■ GOAL
Copy out each line of the data that holds the word "Online".

■ MATERIAL FOR THE TASK
··········
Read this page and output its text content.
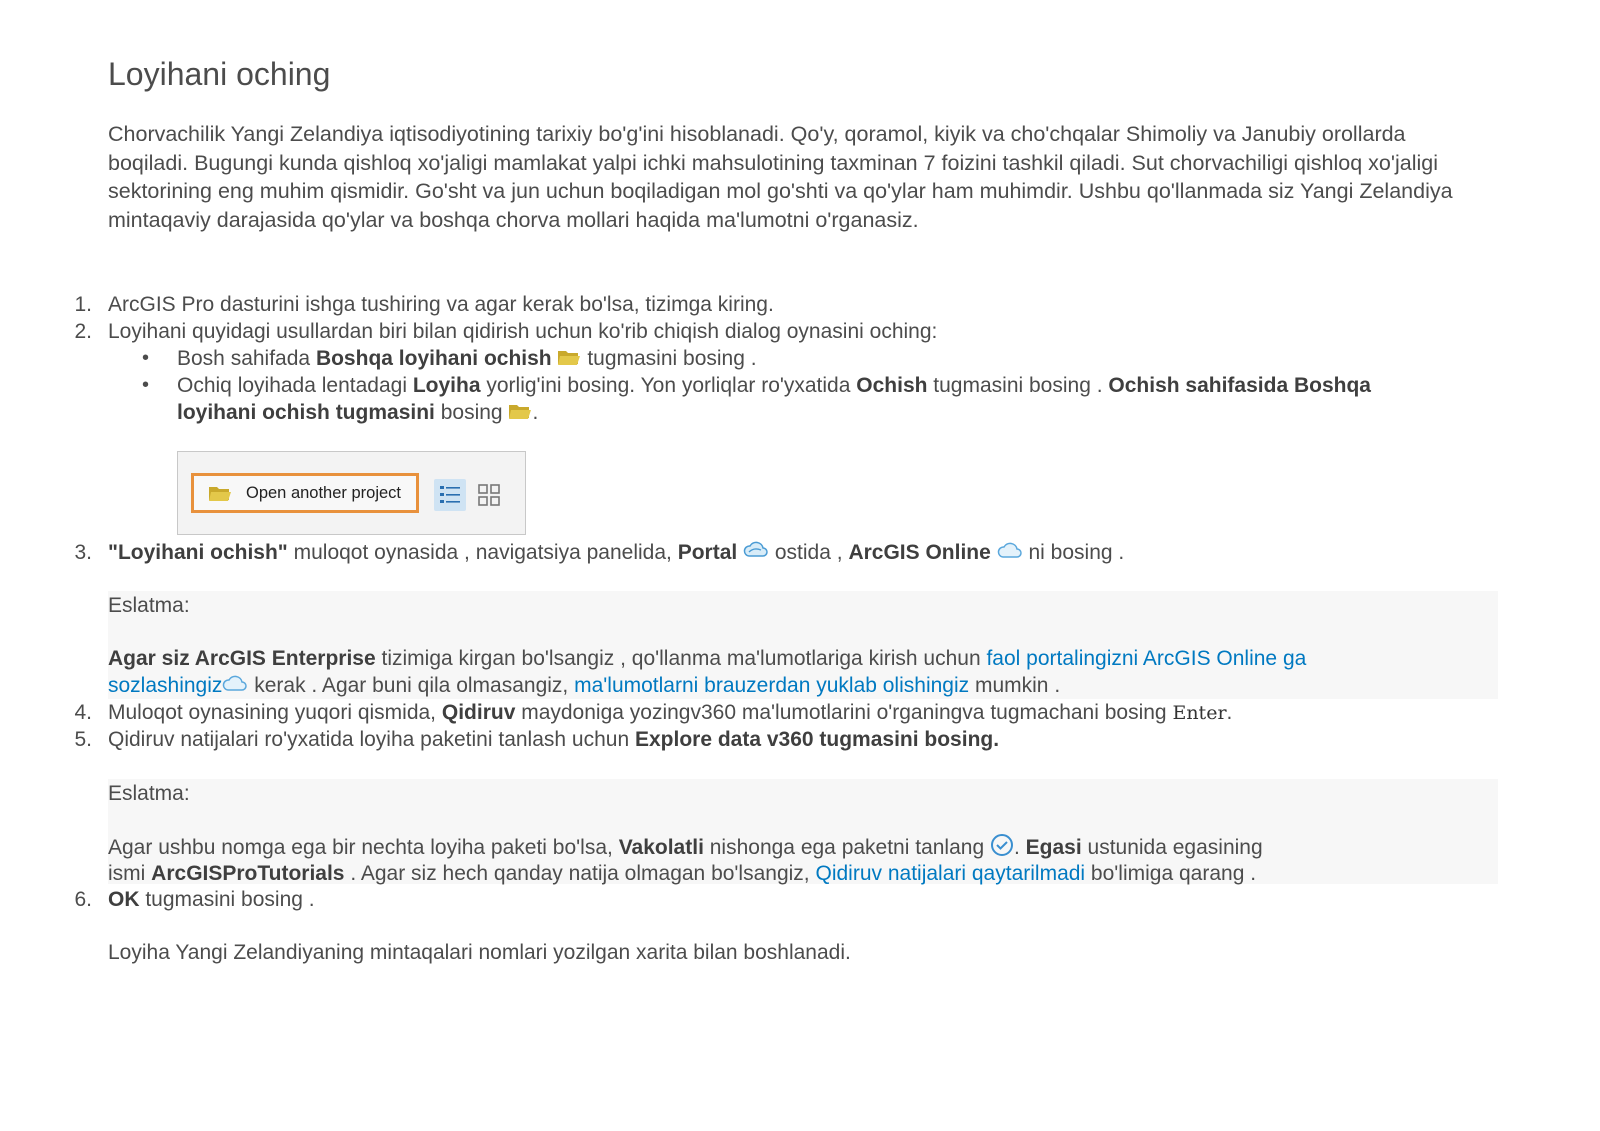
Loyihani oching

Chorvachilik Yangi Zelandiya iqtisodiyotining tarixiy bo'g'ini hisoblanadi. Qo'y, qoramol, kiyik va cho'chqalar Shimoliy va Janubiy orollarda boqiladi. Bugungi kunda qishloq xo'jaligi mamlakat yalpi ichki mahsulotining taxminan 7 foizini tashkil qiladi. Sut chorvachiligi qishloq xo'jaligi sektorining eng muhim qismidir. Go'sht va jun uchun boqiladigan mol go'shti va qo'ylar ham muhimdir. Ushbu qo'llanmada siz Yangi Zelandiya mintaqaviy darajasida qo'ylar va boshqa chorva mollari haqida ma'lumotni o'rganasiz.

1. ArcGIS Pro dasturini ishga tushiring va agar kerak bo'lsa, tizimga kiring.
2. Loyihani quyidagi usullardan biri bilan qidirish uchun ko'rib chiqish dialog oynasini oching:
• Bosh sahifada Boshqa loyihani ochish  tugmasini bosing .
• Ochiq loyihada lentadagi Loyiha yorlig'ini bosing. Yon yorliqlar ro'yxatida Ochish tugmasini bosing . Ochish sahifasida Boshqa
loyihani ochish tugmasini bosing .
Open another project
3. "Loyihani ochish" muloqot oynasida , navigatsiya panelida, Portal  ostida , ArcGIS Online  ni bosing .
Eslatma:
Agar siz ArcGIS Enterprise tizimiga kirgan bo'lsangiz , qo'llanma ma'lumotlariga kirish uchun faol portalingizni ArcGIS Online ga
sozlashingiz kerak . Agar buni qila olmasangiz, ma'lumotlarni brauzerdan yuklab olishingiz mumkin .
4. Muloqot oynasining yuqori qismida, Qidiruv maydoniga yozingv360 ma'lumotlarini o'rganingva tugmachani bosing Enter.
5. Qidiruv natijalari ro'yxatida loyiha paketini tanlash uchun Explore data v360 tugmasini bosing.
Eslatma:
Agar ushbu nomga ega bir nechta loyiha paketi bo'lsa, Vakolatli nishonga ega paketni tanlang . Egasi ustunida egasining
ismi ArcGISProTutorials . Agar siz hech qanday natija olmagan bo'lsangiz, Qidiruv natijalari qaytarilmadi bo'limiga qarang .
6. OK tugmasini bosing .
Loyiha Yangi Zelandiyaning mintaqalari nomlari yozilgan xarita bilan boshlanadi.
··········
■ EXPECTED ANSWER
3. "Loyihani ochish" muloqot oynasida , navigatsiya panelida, Portal  ostida , ArcGIS Online  ni bosing .
Agar siz ArcGIS Enterprise tizimiga kirgan bo'lsangiz , qo'llanma ma'lumotlariga kirish uchun faol portalingizni ArcGIS Online ga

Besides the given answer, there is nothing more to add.